(A block of data)

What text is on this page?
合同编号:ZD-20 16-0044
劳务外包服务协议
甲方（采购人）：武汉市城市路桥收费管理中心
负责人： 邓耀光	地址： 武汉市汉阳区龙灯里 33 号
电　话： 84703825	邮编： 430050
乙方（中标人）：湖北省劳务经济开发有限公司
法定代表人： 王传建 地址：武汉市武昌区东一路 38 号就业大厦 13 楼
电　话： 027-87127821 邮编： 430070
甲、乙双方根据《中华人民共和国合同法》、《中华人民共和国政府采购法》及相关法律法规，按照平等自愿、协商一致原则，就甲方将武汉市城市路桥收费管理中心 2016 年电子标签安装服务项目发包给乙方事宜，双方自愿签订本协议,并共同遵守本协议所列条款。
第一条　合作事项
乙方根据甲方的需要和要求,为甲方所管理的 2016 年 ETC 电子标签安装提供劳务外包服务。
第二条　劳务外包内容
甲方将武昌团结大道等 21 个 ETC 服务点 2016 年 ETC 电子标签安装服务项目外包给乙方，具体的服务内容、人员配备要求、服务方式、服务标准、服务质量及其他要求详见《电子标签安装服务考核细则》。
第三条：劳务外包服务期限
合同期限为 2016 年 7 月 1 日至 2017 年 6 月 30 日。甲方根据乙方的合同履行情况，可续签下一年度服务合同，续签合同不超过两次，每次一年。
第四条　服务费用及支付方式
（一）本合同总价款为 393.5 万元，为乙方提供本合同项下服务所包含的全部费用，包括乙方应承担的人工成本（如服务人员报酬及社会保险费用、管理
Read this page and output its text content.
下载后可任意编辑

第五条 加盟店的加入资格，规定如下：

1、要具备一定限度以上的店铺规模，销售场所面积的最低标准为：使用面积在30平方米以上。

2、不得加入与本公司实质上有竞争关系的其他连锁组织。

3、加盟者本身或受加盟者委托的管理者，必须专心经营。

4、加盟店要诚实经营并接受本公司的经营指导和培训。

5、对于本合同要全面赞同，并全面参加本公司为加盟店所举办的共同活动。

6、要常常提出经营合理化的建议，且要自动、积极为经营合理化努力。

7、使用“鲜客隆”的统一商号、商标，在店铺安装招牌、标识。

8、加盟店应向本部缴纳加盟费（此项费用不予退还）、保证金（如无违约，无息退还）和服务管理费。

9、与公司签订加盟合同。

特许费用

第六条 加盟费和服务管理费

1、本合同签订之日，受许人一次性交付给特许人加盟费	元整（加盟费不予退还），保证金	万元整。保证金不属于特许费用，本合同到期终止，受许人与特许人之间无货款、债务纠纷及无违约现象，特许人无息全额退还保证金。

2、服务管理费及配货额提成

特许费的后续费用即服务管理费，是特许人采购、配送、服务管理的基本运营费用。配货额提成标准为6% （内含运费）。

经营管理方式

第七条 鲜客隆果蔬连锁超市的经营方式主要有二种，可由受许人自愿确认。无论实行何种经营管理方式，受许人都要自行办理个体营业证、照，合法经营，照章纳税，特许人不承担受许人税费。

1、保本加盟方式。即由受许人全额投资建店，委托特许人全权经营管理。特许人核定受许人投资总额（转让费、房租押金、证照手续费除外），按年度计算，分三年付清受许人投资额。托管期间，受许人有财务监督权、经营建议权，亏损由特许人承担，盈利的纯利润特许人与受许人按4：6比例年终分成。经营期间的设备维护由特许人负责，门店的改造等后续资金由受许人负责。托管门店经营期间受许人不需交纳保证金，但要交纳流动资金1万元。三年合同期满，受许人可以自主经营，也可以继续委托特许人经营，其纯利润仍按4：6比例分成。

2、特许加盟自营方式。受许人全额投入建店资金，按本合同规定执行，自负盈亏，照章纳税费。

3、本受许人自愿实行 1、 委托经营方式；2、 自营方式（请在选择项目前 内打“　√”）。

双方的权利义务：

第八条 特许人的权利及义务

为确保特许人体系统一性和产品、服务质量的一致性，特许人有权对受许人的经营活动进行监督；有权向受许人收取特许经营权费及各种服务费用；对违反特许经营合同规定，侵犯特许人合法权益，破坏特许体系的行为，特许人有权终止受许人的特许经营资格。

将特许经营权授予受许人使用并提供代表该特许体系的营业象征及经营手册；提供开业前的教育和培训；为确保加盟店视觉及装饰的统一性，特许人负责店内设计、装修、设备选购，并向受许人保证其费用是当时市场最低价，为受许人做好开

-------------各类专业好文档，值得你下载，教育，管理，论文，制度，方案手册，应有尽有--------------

TASK DESCRIPTION
Return, from the data, each line that has the word "page" in it.

OUTPUT OF THE EXERCISE
What text is on this page?
Read this page and output its text content.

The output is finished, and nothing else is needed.